**Instruction**
Say how many lines of these entries include the word "stubs", and answer with the number alone.

(Stored data)
■ ■ ■ ■
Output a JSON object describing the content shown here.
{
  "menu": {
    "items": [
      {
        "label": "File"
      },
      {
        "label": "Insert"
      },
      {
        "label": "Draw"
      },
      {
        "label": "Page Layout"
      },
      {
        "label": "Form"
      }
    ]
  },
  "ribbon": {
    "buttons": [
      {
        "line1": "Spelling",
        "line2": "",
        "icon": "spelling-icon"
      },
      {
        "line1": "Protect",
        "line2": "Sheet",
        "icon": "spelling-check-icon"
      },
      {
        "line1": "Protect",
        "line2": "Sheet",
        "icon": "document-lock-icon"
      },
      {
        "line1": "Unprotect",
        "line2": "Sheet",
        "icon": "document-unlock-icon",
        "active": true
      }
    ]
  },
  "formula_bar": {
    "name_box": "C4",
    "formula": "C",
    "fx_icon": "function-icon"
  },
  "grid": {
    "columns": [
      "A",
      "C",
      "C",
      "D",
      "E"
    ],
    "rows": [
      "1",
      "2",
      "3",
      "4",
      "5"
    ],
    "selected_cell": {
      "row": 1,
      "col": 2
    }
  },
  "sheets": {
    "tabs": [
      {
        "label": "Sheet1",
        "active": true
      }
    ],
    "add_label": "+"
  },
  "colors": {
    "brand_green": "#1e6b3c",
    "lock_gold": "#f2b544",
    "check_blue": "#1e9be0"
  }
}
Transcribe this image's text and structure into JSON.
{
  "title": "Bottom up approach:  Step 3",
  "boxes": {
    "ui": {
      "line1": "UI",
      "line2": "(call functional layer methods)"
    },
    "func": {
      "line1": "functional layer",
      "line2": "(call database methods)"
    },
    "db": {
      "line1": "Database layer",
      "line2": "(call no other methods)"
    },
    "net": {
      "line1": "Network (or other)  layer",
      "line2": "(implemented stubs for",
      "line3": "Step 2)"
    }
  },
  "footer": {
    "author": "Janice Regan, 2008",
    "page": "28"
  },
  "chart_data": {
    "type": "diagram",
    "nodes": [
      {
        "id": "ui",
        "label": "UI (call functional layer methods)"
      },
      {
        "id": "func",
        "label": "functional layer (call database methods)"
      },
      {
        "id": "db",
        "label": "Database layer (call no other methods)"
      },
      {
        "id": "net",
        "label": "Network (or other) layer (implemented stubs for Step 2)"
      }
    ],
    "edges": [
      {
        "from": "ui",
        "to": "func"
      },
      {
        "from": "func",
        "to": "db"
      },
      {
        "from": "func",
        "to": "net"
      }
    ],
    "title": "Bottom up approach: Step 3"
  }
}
■ ■ ■ ■
**Task solution**
2